Skip the pictures. Copy all the rest of the records down exactly.
-- Begin DATA EXTRACT --
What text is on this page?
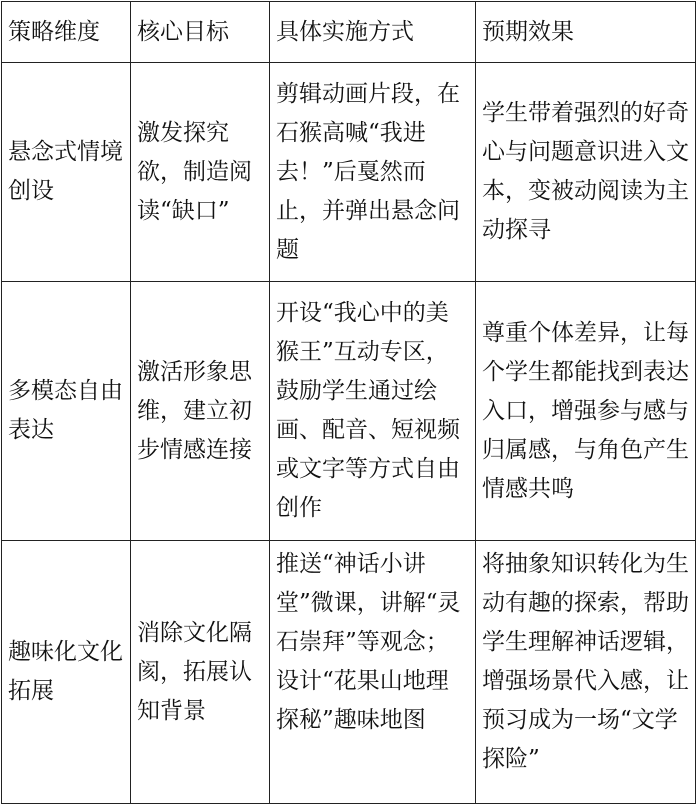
策略维度	核心目标	具体实施方式	预期效果
悬念式情境创设	激发探究欲，制造阅读“缺口”	剪辑动画片段，在石猴高喊“我进去！”后戛然而止，并弹出悬念问题	学生带着强烈的好奇心与问题意识进入文本，变被动阅读为主动探寻
多模态自由表达	激活形象思维，建立初步情感连接	开设“我心中的美猴王”互动专区，鼓励学生通过绘画、配音、短视频或文字等方式自由创作	尊重个体差异，让每个学生都能找到表达入口，增强参与感与归属感，与角色产生情感共鸣
趣味化文化拓展	消除文化隔阂，拓展认知背景	推送“神话小讲堂”微课，讲解“灵石崇拜”等观念；设计“花果山地理探秘”趣味地图	将抽象知识转化为生动有趣的探索，帮助学生理解神话逻辑，增强场景代入感，让预习成为一场“文学探险”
-- End DATA EXTRACT --
### EXERCISE SOLUTION
What text is on this page?
策略维度	核心目标	具体实施方式	预期效果
悬念式情境创设	激发探究欲，制造阅读“缺口”	剪辑动画片段，在石猴高喊“我进去！”后戛然而止，并弹出悬念问题	学生带着强烈的好奇心与问题意识进入文本，变被动阅读为主动探寻
多模态自由表达	激活形象思维，建立初步情感连接	开设“我心中的美猴王”互动专区，鼓励学生通过绘画、配音、短视频或文字等方式自由创作	尊重个体差异，让每个学生都能找到表达入口，增强参与感与归属感，与角色产生情感共鸣
趣味化文化拓展	消除文化隔阂，拓展认知背景	推送“神话小讲堂”微课，讲解“灵石崇拜”等观念；设计“花果山地理探秘”趣味地图	将抽象知识转化为生动有趣的探索，帮助学生理解神话逻辑，增强场景代入感，让预习成为一场“文学探险”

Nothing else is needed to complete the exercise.